Couldry (2000) argues further that until the analyst moves into the
field and asks people questions about their views on culture and cultural
products, we really do not have much to go on beyond theology or prejudice. He
goes on to say [it is] “my personal conviction that it is in the direction of
rigorous, wide-ranging empirical research that the future of cultural studies
must lie” (2000, p. ix). It takes no leap of the imagination to transpose
Internet Studies or DD Studies to replace the term cultural studies in this
quote. What follows is our attempt to outline a rigorous empirical approach to
the study of the digital culture that takes into account not only social and
economic trends but also the views of ordinary people who actually select and
use digital technology in the pursuit of their lives.

**Task 1**
Name each field of study that the passage on empirical research in cultural studies mentions.

**Excerpted records**
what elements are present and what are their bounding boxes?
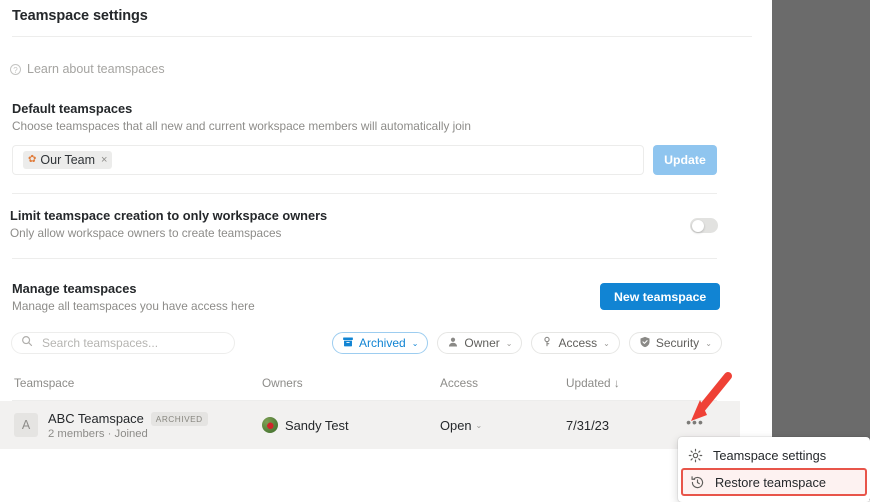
chevron-down-icon: ⌄ xyxy=(475,421,483,430)
search-icon xyxy=(21,334,33,352)
column-header-access: Access xyxy=(440,376,479,390)
column-header-updated[interactable]: Updated ↓ xyxy=(566,376,620,390)
column-header-teamspace: Teamspace xyxy=(14,376,75,390)
chevron-down-icon: ⌄ xyxy=(411,338,419,348)
learn-label: Learn about teamspaces xyxy=(27,62,165,76)
settings-page: Teamspace settings ? Learn about teamspa… xyxy=(0,0,772,500)
person-icon xyxy=(447,336,459,351)
section-divider-1 xyxy=(12,193,717,194)
menu-item-label: Restore teamspace xyxy=(715,474,826,490)
dimmed-overlay xyxy=(772,0,870,500)
menu-item-label: Teamspace settings xyxy=(713,447,827,463)
row-context-menu: Teamspace settings Restore teamspace xyxy=(678,437,870,502)
filter-chip-owner-label: Owner xyxy=(464,336,500,350)
access-value: Open xyxy=(440,418,472,433)
chevron-down-icon: ⌄ xyxy=(705,338,712,348)
update-button[interactable]: Update xyxy=(653,145,717,175)
teamspace-chip-label: Our Team xyxy=(40,153,96,167)
question-circle-icon: ? xyxy=(10,63,21,75)
default-teamspaces-subtitle: Choose teamspaces that all new and curre… xyxy=(12,119,471,133)
flower-icon: ✿ xyxy=(28,154,37,165)
key-icon xyxy=(541,336,553,351)
limit-creation-subtitle: Only allow workspace owners to create te… xyxy=(10,226,282,240)
avatar xyxy=(262,417,278,433)
teamspace-chip[interactable]: ✿ Our Team × xyxy=(23,151,113,169)
column-header-owners: Owners xyxy=(262,376,303,390)
menu-item-teamspace-settings[interactable]: Teamspace settings xyxy=(678,442,870,468)
search-teamspaces-box[interactable] xyxy=(11,332,235,354)
page-title: Teamspace settings xyxy=(12,8,148,24)
limit-creation-toggle[interactable] xyxy=(690,218,718,233)
filter-chip-security[interactable]: Security ⌄ xyxy=(628,332,722,354)
filter-chip-access[interactable]: Access ⌄ xyxy=(531,332,620,354)
filter-chip-owner[interactable]: Owner ⌄ xyxy=(437,332,523,354)
header-divider xyxy=(12,36,752,37)
limit-creation-title: Limit teamspace creation to only workspa… xyxy=(10,208,328,223)
section-divider-2 xyxy=(12,258,717,259)
manage-teamspaces-section: Manage teamspaces Manage all teamspaces … xyxy=(12,281,255,313)
shield-check-icon xyxy=(639,336,651,351)
default-teamspaces-section: Default teamspaces Choose teamspaces tha… xyxy=(12,101,471,133)
filter-chips: Archived ⌄ Owner ⌄ Access ⌄ Security ⌄ xyxy=(332,332,722,354)
chevron-down-icon: ⌄ xyxy=(505,338,513,348)
owner-cell: Sandy Test xyxy=(262,417,349,433)
row-more-options-button[interactable]: ••• xyxy=(685,415,705,433)
chevron-down-icon: ⌄ xyxy=(603,338,610,348)
new-teamspace-button[interactable]: New teamspace xyxy=(600,283,721,310)
clock-restore-icon xyxy=(690,475,705,490)
owner-name: Sandy Test xyxy=(285,417,349,433)
filter-chip-access-label: Access xyxy=(558,336,598,350)
teamspace-avatar: A xyxy=(14,413,38,437)
access-dropdown[interactable]: Open ⌄ xyxy=(440,418,482,433)
updated-date: 7/31/23 xyxy=(566,418,610,433)
manage-teamspaces-subtitle: Manage all teamspaces you have access he… xyxy=(12,299,255,313)
default-teamspaces-input[interactable]: ✿ Our Team × xyxy=(12,145,644,175)
limit-creation-section: Limit teamspace creation to only workspa… xyxy=(10,208,327,240)
teamspace-meta: 2 members · Joined xyxy=(48,428,148,440)
remove-chip-icon[interactable]: × xyxy=(101,154,107,166)
default-teamspaces-title: Default teamspaces xyxy=(12,101,133,116)
status-badge: ARCHIVED xyxy=(150,411,208,426)
learn-about-teamspaces-link[interactable]: ? Learn about teamspaces xyxy=(10,62,165,76)
filter-chip-archived-label: Archived xyxy=(359,336,406,350)
teamspace-name: ABC Teamspace xyxy=(48,411,144,426)
menu-item-restore-teamspace[interactable]: Restore teamspace xyxy=(681,468,867,496)
filter-chip-security-label: Security xyxy=(655,336,700,350)
table-row[interactable]: A ABC Teamspace ARCHIVED 2 members · Joi… xyxy=(0,401,740,449)
search-input[interactable] xyxy=(40,335,224,351)
manage-teamspaces-title: Manage teamspaces xyxy=(12,281,137,296)
archive-box-icon xyxy=(342,336,354,351)
gear-icon xyxy=(688,448,703,463)
filter-chip-archived[interactable]: Archived ⌄ xyxy=(332,332,429,354)
teamspace-name-line: ABC Teamspace ARCHIVED xyxy=(48,411,208,426)
toggle-knob xyxy=(691,219,704,232)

**Task 2**
Format the record lines as a JSON list of strings, one string per line. Begin at the line that contains "chevron-down-icon: ⌄ xyxy=(475,421,483,430)" and stop after the line that contains "filter-chip-access[interactable]: Access ⌄".

**Complete answer 1**
cultural studies, Internet Studies, DD Studies

**Complete answer 2**
[
  "chevron-down-icon: ⌄ xyxy=(475,421,483,430)",
  "search-icon xyxy=(21,334,33,352)",
  "column-header-access: Access xyxy=(440,376,479,390)",
  "column-header-updated[interactable]: Updated ↓ xyxy=(566,376,620,390)",
  "column-header-teamspace: Teamspace xyxy=(14,376,75,390)",
  "chevron-down-icon: ⌄ xyxy=(411,338,419,348)",
  "learn-label: Learn about teamspaces xyxy=(27,62,165,76)",
  "settings-page: Teamspace settings ? Learn about teamspa… xyxy=(0,0,772,500)",
  "person-icon xyxy=(447,336,459,351)",
  "section-divider-1 xyxy=(12,193,717,194)",
  "menu-item-label: Restore teamspace xyxy=(715,474,826,490)",
  "dimmed-overlay xyxy=(772,0,870,500)",
  "menu-item-label: Teamspace settings xyxy=(713,447,827,463)",
  "row-context-menu: Teamspace settings Restore teamspace xyxy=(678,437,870,502)",
  "filter-chip-owner-label: Owner xyxy=(464,336,500,350)",
  "access-value: Open xyxy=(440,418,472,433)",
  "chevron-down-icon: ⌄ xyxy=(705,338,712,348)",
  "update-button[interactable]: Update xyxy=(653,145,717,175)",
  "teamspace-chip-label: Our Team xyxy=(40,153,96,167)",
  "question-circle-icon: ? xyxy=(10,63,21,75)",
  "default-teamspaces-subtitle: Choose teamspaces that all new and curre… xyxy=(12,119,471,133)",
  "flower-icon: ✿ xyxy=(28,154,37,165)",
  "key-icon xyxy=(541,336,553,351)",
  "limit-creation-subtitle: Only allow workspace owners to create te… xyxy=(10,226,282,240)",
  "avatar xyxy=(262,417,278,433)",
  "teamspace-chip[interactable]: ✿ Our Team × xyxy=(23,151,113,169)",
  "column-header-owners: Owners xyxy=(262,376,303,390)",
  "menu-item-teamspace-settings[interactable]: Teamspace settings xyxy=(678,442,870,468)",
  "search-teamspaces-box[interactable] xyxy=(11,332,235,354)",
  "page-title: Teamspace settings xyxy=(12,8,148,24)",
  "limit-creation-toggle[interactable] xyxy=(690,218,718,233)",
  "filter-chip-security[interactable]: Security ⌄ xyxy=(628,332,722,354)",
  "filter-chip-access[interactable]: Access ⌄ xyxy=(531,332,620,354)"
]